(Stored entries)
--- BEGIN ---
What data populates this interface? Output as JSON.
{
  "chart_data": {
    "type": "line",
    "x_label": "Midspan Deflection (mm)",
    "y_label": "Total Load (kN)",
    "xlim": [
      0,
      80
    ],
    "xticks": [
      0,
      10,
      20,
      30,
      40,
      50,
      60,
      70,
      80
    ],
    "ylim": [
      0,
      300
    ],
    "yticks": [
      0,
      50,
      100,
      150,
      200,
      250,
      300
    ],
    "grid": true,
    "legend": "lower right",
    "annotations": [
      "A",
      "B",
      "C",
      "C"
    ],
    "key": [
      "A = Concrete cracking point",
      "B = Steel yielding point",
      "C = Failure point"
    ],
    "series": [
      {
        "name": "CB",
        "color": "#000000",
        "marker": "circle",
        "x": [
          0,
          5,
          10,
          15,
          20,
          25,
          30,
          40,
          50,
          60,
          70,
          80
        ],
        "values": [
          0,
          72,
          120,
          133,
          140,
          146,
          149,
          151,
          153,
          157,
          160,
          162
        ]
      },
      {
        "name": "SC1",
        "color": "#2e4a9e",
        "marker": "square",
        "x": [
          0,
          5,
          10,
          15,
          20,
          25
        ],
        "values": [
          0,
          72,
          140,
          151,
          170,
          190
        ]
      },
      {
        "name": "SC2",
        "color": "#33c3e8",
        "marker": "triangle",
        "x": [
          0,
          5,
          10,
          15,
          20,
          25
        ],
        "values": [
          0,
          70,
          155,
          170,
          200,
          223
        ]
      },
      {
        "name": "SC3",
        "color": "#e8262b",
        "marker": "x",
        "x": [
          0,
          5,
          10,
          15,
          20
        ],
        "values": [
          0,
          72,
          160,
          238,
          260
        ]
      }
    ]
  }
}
--- END ---
Look through the data and show every line containing "color".

TASK RESPONSE:
        "color": "#000000",
        "color": "#2e4a9e",
        "color": "#33c3e8",
        "color": "#e8262b",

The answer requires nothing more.